(Saved data entries)
^^^^
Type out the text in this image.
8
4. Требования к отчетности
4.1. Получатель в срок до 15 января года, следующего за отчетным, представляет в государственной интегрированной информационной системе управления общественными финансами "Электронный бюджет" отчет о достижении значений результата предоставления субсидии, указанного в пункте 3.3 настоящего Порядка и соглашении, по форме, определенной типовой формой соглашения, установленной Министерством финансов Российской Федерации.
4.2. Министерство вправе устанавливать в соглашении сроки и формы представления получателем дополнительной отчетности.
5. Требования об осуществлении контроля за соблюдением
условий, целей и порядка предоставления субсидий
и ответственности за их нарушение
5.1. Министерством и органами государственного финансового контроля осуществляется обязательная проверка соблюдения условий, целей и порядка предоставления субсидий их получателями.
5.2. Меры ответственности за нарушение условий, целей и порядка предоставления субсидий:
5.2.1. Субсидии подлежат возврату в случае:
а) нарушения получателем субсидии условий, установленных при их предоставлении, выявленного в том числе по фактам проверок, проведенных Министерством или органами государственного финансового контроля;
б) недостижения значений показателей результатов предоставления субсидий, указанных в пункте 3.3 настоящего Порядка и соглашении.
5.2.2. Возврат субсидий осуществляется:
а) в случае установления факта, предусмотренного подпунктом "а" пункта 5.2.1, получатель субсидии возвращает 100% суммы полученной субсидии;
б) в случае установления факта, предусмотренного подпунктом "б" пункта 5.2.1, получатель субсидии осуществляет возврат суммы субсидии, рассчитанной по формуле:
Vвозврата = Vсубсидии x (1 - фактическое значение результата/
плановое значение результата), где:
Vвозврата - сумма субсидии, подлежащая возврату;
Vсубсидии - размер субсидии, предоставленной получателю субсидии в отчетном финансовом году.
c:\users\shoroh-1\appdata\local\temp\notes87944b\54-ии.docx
^^^^
◆ What to do: Where a line in the entries holds "значений", copy that line.

◆ Exercise response:
4.1. Получатель в срок до 15 января года, следующего за отчетным, представляет в государственной интегрированной информационной системе управления общественными финансами "Электронный бюджет" отчет о достижении значений результата предоставления субсидии, указанного в пункте 3.3 настоящего Порядка и соглашении, по форме, определенной типовой формой соглашения, установленной Министерством финансов Российской Федерации.
б) недостижения значений показателей результатов предоставления субсидий, указанных в пункте 3.3 настоящего Порядка и соглашении.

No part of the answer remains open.